# WHAT IS REQUIRED
Look below and pull out each line with the word "JSON".

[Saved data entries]
>> START

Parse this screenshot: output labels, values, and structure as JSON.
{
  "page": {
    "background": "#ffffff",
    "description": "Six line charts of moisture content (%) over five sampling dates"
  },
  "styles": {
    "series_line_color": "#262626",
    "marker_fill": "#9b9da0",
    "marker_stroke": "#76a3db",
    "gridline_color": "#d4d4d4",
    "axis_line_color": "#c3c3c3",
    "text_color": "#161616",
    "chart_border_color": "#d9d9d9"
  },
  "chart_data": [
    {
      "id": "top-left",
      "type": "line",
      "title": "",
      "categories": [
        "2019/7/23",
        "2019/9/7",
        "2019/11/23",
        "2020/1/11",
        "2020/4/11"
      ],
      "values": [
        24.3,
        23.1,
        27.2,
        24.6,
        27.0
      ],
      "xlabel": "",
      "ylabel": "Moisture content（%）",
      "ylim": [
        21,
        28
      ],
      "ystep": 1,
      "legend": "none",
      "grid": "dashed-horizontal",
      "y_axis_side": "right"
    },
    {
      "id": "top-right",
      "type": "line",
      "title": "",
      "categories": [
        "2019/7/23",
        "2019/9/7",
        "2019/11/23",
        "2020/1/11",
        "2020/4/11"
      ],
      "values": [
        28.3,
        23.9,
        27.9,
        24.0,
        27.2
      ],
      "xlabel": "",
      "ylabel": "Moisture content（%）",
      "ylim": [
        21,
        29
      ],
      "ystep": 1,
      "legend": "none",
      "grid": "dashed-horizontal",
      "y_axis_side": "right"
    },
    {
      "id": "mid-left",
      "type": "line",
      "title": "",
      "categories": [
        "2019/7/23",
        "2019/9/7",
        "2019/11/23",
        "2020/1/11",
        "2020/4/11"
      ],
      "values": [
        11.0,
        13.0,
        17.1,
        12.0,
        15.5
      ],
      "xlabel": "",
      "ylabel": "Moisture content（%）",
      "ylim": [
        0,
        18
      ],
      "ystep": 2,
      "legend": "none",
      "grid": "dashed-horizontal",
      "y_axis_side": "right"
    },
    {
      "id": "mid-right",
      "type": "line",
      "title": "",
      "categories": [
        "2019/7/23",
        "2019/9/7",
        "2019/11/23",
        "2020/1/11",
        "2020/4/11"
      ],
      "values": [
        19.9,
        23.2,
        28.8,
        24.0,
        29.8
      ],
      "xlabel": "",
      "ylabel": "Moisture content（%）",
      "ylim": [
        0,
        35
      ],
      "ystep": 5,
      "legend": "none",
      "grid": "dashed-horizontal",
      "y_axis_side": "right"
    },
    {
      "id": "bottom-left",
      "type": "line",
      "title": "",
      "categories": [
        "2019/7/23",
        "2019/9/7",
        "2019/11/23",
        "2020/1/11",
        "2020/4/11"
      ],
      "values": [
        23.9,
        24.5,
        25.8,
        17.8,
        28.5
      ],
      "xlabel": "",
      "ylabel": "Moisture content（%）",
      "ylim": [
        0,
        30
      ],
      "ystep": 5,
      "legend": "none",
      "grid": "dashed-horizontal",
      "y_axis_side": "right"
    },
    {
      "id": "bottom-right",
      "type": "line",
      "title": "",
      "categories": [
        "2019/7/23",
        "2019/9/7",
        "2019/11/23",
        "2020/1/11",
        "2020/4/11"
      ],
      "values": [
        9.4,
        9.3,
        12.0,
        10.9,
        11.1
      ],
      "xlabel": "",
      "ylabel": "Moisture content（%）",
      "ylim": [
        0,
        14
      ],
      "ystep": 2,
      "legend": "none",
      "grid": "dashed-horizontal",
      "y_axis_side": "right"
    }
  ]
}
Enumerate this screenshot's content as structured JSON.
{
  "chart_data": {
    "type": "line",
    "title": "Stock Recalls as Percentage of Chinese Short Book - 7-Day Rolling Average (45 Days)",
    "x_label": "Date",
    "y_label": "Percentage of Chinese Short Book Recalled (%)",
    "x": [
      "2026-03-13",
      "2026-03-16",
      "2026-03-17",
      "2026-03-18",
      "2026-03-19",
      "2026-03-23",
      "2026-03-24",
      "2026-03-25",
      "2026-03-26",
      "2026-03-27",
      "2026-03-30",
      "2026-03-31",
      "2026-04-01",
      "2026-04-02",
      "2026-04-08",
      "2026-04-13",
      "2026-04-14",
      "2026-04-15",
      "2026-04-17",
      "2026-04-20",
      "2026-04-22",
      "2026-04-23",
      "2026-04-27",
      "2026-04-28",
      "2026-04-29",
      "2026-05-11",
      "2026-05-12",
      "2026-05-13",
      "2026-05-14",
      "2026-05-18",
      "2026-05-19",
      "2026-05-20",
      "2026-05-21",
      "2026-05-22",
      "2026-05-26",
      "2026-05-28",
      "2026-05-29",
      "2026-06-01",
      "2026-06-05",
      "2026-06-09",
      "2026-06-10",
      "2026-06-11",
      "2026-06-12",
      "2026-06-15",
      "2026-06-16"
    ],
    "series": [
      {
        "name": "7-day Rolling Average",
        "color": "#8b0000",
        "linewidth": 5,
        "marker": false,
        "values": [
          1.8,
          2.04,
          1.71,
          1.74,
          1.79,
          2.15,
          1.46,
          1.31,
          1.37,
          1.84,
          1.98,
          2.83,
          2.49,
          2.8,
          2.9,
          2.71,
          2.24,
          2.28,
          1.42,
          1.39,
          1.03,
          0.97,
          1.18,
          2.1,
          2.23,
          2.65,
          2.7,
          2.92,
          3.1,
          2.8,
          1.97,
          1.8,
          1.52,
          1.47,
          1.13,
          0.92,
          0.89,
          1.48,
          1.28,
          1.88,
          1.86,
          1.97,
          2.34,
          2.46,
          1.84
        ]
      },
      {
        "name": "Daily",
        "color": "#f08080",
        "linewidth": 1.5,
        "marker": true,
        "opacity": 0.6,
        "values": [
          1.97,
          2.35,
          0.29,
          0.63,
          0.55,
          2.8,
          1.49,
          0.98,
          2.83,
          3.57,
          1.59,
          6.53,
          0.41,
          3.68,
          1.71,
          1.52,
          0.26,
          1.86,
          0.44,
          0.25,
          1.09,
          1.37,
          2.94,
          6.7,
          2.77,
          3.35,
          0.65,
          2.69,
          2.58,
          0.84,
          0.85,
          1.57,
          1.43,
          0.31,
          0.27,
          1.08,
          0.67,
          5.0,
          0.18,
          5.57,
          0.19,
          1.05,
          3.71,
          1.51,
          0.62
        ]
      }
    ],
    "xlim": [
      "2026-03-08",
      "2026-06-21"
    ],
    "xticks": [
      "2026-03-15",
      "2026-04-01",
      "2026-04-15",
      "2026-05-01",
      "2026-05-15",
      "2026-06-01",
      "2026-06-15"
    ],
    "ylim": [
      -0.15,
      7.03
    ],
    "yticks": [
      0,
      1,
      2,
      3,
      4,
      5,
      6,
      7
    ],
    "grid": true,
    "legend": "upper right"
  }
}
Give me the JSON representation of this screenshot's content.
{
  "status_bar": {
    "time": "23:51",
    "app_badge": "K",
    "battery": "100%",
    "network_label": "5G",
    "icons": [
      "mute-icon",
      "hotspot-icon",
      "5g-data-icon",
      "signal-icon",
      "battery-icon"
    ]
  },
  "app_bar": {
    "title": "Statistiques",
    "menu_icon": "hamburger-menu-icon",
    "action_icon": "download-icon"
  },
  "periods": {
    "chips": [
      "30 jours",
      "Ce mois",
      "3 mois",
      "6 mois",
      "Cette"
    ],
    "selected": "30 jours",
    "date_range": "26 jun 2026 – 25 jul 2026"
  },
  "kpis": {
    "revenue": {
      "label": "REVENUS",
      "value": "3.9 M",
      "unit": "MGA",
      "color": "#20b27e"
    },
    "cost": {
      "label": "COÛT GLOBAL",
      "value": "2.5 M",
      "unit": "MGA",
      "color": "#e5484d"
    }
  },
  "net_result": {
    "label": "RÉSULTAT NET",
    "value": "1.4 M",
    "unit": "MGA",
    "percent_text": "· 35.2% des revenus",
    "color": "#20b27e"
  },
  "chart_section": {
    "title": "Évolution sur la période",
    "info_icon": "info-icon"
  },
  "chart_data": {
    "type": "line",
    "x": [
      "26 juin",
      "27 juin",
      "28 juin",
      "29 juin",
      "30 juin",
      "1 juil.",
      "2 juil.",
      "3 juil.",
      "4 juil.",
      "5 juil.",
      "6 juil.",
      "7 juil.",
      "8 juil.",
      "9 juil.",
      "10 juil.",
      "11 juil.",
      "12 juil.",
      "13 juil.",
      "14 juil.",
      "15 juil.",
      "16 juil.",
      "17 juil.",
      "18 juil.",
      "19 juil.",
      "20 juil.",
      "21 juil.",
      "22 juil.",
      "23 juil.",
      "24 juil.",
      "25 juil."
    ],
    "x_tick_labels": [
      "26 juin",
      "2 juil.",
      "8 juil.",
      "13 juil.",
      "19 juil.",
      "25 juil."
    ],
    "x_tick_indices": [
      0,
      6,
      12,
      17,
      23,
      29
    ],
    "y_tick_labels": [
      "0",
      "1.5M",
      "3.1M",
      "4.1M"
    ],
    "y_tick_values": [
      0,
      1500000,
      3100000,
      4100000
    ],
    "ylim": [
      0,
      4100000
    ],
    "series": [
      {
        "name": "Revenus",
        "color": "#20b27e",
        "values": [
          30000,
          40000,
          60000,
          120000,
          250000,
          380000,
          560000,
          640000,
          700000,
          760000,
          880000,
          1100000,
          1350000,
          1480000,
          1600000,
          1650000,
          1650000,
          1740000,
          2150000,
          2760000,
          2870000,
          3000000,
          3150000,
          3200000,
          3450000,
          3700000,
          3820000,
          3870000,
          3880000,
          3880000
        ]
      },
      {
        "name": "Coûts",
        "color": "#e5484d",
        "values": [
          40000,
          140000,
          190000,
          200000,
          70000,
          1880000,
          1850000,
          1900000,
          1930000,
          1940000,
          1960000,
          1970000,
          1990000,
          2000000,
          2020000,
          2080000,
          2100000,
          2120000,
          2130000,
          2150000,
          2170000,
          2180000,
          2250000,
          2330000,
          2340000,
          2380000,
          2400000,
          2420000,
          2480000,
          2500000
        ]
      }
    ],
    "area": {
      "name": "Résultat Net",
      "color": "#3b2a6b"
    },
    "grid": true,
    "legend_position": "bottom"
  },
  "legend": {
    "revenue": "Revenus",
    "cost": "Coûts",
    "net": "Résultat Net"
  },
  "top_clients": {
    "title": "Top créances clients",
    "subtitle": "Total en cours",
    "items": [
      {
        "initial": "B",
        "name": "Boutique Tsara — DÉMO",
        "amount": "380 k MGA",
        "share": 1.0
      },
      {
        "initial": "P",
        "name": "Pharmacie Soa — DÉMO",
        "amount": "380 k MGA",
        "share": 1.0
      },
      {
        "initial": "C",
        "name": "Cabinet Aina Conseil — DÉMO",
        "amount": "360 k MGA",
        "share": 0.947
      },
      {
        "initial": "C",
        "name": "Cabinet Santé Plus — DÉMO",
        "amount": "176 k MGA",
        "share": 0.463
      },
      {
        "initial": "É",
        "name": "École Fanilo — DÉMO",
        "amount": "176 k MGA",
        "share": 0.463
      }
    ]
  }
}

>> END

# WORKED SOLUTION
Parse this screenshot: output labels, values, and structure as JSON.
Enumerate this screenshot's content as structured JSON.
Give me the JSON representation of this screenshot's content.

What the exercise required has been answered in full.